→ DATASET EXCERPTS
┄┄┄┄┄┄
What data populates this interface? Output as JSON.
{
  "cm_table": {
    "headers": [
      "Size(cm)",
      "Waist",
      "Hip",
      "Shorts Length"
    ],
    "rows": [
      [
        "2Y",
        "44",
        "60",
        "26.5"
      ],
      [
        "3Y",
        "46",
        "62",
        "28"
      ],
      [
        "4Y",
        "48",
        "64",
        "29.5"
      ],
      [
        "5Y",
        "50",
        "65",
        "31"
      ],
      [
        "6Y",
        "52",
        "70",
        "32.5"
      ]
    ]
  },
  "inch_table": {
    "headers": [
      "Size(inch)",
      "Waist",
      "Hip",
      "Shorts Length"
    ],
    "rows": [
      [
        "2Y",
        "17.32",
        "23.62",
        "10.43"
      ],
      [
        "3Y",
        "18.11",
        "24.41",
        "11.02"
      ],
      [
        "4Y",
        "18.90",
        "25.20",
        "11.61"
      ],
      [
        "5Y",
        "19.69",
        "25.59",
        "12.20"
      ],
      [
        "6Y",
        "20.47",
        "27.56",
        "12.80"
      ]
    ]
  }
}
┄┄┄┄┄┄
→ BRIEF
Write out every record, exactly as written.

→ WRITTEN REPLY
What data populates this interface? Output as JSON.
{
  "cm_table": {
    "headers": [
      "Size(cm)",
      "Waist",
      "Hip",
      "Shorts Length"
    ],
    "rows": [
      [
        "2Y",
        "44",
        "60",
        "26.5"
      ],
      [
        "3Y",
        "46",
        "62",
        "28"
      ],
      [
        "4Y",
        "48",
        "64",
        "29.5"
      ],
      [
        "5Y",
        "50",
        "65",
        "31"
      ],
      [
        "6Y",
        "52",
        "70",
        "32.5"
      ]
    ]
  },
  "inch_table": {
    "headers": [
      "Size(inch)",
      "Waist",
      "Hip",
      "Shorts Length"
    ],
    "rows": [
      [
        "2Y",
        "17.32",
        "23.62",
        "10.43"
      ],
      [
        "3Y",
        "18.11",
        "24.41",
        "11.02"
      ],
      [
        "4Y",
        "18.90",
        "25.20",
        "11.61"
      ],
      [
        "5Y",
        "19.69",
        "25.59",
        "12.20"
      ],
      [
        "6Y",
        "20.47",
        "27.56",
        "12.80"
      ]
    ]
  }
}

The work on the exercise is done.